■ TASK INPUTS:
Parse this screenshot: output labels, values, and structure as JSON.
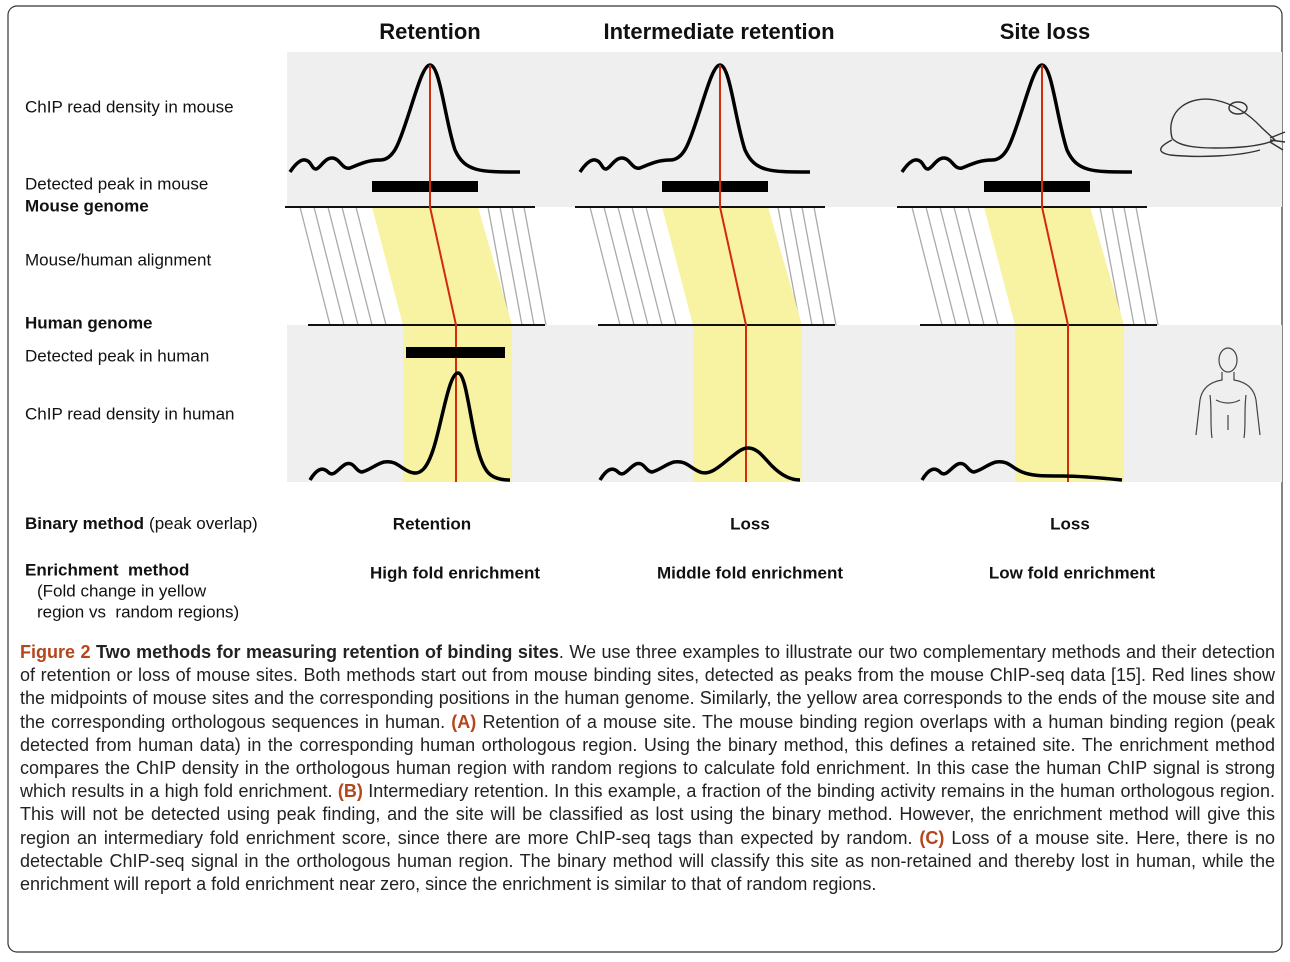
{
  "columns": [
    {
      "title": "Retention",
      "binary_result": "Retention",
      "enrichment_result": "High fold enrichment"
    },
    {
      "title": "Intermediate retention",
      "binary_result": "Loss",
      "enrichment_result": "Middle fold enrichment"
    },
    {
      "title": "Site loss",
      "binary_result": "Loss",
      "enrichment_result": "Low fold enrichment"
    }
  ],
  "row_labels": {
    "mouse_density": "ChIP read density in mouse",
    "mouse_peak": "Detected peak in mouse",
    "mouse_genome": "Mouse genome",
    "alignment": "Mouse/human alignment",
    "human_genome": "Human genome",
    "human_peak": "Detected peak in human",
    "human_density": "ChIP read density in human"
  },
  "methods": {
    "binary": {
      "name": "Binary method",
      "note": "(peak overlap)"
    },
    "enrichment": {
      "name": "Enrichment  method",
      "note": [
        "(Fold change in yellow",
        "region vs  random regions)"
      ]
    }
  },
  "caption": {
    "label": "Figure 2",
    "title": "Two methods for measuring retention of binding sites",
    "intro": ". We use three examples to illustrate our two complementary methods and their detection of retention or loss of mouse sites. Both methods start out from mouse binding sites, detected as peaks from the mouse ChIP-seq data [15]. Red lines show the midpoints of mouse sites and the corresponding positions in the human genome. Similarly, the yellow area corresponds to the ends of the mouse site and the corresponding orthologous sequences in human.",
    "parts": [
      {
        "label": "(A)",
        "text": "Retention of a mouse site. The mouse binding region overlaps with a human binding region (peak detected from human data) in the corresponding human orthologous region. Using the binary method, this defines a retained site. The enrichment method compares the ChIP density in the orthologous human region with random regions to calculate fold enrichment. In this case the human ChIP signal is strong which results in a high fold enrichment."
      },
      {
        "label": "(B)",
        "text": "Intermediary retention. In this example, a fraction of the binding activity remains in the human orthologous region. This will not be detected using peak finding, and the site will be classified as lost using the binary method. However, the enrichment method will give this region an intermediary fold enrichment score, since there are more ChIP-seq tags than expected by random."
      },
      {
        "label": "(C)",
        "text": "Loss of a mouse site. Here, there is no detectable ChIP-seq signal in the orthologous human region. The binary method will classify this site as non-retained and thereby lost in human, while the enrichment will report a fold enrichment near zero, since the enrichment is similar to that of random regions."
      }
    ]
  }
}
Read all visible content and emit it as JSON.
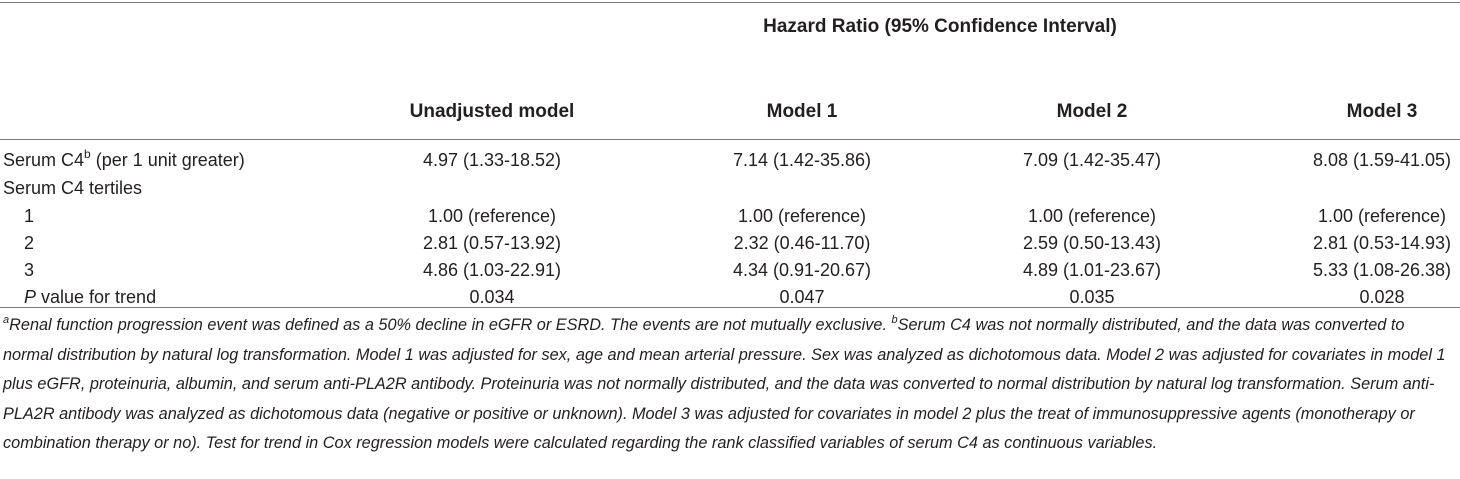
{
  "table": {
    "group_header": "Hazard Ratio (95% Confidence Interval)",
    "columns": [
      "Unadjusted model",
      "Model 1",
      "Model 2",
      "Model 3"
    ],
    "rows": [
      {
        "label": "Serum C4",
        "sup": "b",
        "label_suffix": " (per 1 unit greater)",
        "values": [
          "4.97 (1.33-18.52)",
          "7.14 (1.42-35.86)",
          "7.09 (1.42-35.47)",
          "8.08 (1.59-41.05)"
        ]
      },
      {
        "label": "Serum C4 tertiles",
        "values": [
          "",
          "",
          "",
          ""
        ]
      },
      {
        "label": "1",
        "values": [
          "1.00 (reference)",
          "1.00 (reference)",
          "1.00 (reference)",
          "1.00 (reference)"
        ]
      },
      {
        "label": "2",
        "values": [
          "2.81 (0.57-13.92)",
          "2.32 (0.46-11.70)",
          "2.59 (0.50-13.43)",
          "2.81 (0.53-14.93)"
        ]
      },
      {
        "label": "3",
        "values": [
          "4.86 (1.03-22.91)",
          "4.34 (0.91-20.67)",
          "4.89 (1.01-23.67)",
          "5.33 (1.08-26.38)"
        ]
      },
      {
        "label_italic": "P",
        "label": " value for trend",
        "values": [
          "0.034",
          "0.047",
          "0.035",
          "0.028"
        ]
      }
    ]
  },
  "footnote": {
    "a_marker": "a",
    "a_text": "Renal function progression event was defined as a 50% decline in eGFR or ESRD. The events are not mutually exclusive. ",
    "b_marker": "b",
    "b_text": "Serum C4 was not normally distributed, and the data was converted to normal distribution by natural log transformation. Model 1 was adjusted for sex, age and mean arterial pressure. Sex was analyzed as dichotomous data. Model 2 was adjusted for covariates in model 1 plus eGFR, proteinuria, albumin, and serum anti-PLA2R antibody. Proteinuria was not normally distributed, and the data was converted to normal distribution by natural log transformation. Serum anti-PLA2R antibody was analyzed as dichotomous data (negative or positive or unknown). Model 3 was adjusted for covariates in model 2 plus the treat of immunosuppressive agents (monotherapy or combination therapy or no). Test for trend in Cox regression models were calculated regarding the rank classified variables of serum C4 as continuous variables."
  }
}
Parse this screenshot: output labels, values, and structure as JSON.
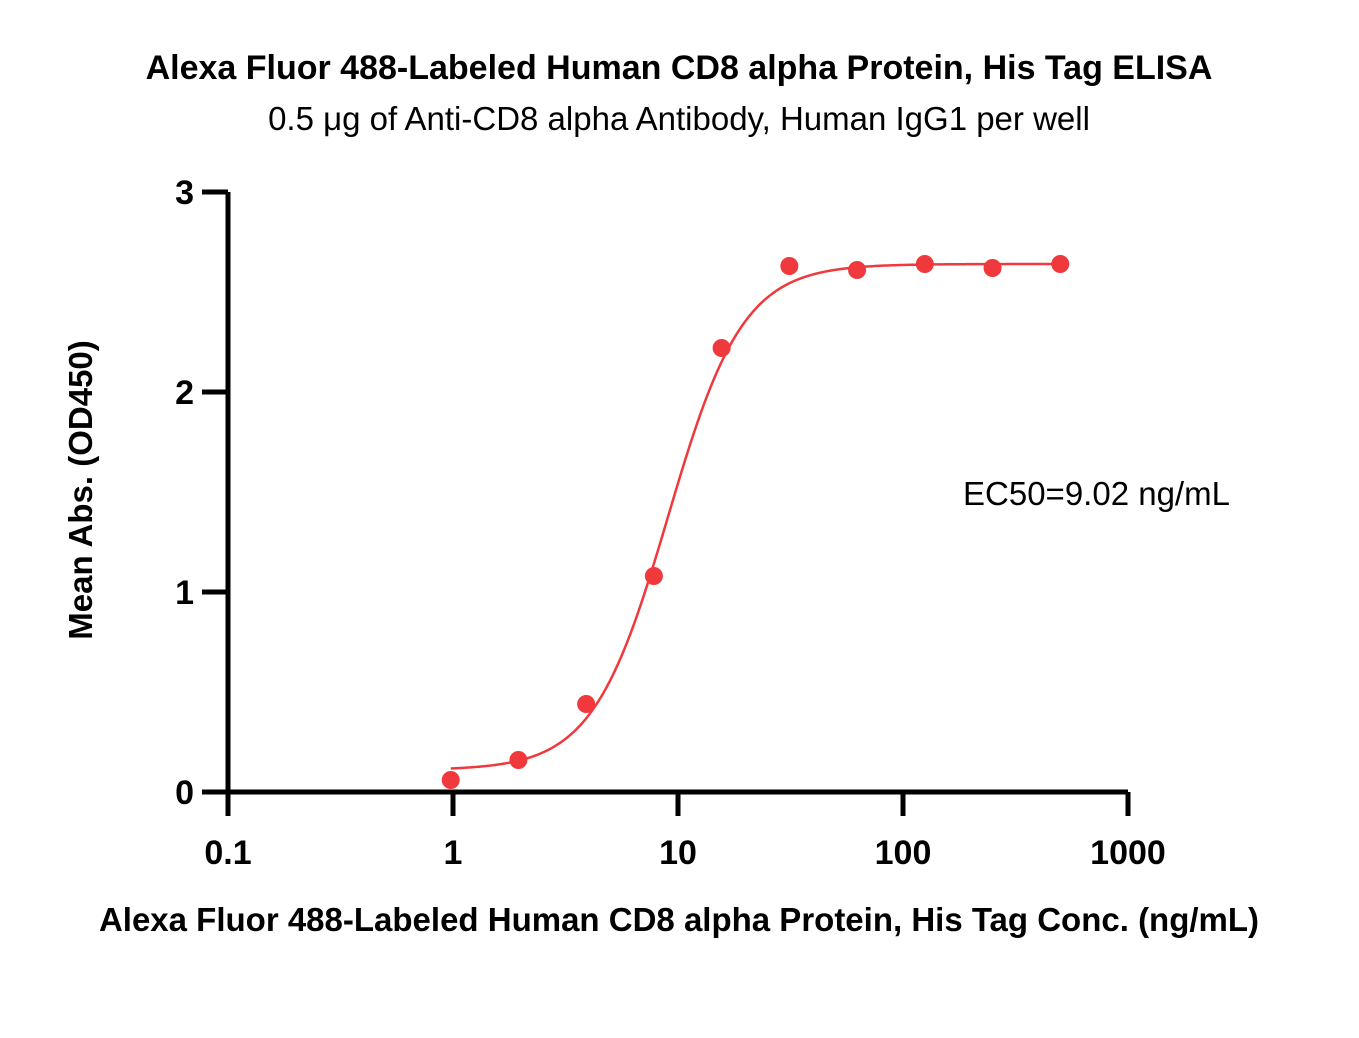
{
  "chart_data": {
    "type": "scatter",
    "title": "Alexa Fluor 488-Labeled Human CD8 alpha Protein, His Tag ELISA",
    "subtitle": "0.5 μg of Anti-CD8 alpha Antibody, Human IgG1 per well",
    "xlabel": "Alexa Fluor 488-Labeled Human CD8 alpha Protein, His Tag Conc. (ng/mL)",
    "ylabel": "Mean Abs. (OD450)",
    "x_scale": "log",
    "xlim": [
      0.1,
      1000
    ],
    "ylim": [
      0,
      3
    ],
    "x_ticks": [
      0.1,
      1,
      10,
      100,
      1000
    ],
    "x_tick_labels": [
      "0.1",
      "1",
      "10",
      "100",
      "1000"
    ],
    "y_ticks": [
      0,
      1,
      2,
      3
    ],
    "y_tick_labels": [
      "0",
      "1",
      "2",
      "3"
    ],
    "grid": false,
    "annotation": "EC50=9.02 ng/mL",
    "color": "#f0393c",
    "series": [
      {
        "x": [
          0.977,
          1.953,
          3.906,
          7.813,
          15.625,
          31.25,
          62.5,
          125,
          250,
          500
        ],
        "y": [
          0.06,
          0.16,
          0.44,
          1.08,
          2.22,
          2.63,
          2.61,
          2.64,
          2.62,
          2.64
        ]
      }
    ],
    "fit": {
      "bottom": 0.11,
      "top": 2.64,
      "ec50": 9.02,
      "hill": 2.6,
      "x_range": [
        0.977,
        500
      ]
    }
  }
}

■ YOUR OBJECTIVE: Find every line in the records above that contains the word "density", and copy each one.

■ TASK SOLUTION:
    "mouse_density": "ChIP read density in mouse",
    "human_density": "ChIP read density in human"
        "text": "Retention of a mouse site. The mouse binding region overlaps with a human binding region (peak detected from human data) in the corresponding human orthologous region. Using the binary method, this defines a retained site. The enrichment method compares the ChIP density in the orthologous human region with random regions to calculate fold enrichment. In this case the human ChIP signal is strong which results in a high fold enrichment."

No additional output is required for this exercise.